Job: Every line with the string "Combined" should be gathered.

(Records from a data collection)
● ● ● ●
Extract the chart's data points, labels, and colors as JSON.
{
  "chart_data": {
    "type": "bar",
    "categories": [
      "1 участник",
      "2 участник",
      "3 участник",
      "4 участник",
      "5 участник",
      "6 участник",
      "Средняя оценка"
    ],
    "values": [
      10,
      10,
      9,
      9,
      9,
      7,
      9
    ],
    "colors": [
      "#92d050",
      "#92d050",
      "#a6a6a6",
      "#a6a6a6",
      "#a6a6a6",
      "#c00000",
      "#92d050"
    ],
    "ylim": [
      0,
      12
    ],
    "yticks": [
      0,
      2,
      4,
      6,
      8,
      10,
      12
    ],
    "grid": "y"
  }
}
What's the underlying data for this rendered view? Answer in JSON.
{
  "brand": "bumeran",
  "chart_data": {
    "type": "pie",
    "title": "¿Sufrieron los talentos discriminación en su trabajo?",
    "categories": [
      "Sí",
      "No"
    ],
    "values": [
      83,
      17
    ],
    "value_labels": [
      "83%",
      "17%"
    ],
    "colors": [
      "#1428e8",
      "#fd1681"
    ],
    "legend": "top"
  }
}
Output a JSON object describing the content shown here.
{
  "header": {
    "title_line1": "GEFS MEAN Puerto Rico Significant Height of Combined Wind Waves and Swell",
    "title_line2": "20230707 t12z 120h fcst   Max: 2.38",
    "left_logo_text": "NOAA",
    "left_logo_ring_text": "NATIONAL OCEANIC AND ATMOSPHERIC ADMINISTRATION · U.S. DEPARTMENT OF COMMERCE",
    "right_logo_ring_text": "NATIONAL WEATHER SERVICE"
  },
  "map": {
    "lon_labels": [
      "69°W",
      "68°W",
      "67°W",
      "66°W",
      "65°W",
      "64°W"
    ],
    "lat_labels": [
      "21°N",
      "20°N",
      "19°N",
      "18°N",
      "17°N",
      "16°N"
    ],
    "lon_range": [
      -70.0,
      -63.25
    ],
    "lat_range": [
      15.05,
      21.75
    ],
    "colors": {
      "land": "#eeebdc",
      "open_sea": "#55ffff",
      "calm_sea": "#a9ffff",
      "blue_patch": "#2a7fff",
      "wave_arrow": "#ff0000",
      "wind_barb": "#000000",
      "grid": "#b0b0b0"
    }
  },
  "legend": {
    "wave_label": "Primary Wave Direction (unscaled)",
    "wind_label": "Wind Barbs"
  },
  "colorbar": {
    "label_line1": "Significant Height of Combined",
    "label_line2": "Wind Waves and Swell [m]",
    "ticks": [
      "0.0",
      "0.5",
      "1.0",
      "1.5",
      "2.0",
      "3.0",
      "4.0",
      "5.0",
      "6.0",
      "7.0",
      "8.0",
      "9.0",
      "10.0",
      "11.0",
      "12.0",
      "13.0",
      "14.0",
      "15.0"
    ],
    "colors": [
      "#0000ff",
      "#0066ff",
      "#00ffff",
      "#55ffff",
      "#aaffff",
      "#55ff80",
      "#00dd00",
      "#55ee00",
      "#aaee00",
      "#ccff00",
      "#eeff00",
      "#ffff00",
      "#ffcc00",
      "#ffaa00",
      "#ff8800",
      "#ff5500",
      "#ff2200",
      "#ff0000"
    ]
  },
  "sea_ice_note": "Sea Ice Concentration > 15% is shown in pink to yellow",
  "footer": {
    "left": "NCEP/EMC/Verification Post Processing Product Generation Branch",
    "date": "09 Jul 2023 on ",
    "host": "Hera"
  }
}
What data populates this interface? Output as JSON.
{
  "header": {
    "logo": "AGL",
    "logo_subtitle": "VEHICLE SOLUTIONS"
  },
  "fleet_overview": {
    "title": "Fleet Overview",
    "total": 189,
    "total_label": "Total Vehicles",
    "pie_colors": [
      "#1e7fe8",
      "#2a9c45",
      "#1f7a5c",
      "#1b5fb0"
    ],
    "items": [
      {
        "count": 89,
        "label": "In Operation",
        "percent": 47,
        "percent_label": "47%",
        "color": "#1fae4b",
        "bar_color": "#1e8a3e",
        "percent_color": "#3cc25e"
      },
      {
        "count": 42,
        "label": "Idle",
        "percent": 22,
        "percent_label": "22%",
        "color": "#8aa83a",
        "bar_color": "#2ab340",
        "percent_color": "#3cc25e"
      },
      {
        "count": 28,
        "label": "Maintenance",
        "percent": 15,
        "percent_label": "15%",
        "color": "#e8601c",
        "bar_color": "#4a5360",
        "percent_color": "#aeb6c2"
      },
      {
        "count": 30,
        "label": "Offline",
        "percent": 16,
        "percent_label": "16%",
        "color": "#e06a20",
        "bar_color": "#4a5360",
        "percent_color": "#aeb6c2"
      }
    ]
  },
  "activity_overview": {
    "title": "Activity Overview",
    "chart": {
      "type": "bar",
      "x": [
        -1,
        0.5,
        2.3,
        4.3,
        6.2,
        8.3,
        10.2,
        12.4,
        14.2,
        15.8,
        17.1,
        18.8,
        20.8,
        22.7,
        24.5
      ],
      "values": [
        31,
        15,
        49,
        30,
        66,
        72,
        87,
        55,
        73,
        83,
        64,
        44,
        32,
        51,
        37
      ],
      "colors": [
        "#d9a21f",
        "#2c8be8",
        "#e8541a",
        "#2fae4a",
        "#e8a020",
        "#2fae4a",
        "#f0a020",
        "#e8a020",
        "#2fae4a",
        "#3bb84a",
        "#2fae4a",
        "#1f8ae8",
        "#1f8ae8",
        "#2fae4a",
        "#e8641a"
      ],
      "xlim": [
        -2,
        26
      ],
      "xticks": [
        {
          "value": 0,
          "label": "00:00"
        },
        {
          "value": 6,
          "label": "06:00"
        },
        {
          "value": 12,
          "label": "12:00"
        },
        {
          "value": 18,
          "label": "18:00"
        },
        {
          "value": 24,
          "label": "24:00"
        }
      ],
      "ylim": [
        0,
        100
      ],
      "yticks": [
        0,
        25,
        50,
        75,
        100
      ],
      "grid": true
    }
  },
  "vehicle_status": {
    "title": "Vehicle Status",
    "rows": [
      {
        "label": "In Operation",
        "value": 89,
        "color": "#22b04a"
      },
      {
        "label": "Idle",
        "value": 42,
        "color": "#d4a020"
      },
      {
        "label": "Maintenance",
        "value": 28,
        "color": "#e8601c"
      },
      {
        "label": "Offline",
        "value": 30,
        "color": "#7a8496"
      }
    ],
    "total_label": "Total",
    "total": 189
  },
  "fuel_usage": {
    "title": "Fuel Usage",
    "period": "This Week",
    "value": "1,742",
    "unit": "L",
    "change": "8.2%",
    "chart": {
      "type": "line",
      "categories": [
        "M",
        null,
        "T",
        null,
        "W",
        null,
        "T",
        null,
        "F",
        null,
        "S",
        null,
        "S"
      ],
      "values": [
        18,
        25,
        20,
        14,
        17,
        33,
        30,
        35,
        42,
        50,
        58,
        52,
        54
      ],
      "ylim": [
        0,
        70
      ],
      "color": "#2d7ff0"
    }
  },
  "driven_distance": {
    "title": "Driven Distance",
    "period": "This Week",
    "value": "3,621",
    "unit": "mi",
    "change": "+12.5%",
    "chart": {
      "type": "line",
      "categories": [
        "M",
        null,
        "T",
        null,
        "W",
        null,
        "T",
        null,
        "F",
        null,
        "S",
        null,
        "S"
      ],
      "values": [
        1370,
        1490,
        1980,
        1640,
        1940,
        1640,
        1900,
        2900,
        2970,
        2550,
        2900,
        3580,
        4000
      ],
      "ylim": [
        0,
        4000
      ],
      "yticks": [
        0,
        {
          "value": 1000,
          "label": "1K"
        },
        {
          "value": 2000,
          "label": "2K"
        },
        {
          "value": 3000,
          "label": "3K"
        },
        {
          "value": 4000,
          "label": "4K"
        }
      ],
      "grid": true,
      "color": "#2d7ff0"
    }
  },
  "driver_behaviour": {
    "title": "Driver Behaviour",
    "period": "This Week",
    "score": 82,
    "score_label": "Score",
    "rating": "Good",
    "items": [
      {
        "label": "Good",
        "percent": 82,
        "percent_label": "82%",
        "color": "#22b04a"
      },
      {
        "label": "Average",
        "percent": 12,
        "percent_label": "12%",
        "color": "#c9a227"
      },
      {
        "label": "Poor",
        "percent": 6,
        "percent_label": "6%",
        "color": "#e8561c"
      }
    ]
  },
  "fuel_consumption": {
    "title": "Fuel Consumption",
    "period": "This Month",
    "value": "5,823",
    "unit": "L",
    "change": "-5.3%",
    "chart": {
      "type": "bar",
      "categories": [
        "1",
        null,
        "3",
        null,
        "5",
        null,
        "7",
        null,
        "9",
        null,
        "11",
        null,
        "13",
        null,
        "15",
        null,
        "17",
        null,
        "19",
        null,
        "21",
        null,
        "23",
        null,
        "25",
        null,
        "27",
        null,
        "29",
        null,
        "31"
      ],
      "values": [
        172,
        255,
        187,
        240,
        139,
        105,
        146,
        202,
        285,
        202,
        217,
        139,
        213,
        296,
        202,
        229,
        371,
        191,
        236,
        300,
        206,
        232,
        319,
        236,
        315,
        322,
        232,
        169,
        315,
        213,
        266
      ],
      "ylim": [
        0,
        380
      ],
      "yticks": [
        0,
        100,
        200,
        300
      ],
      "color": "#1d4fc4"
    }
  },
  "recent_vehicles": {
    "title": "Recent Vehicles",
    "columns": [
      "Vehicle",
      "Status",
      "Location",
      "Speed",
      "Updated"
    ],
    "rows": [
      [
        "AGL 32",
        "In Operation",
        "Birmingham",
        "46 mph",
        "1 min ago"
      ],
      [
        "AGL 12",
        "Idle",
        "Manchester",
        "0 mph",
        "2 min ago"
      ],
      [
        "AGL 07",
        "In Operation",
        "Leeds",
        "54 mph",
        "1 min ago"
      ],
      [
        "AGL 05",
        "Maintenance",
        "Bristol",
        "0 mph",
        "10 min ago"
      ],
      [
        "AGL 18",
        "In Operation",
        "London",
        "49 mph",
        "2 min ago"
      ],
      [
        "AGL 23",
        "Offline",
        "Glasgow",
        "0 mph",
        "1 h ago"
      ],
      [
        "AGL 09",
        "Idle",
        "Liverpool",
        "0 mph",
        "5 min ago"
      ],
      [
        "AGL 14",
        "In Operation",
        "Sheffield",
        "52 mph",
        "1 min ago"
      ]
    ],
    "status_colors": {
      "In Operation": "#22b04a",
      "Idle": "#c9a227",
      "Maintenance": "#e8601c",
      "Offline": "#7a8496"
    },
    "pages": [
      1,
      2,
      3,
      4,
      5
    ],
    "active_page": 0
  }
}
● ● ● ●
Written solution:
    "title_line1": "GEFS MEAN Puerto Rico Significant Height of Combined Wind Waves and Swell",
    "label_line1": "Significant Height of Combined",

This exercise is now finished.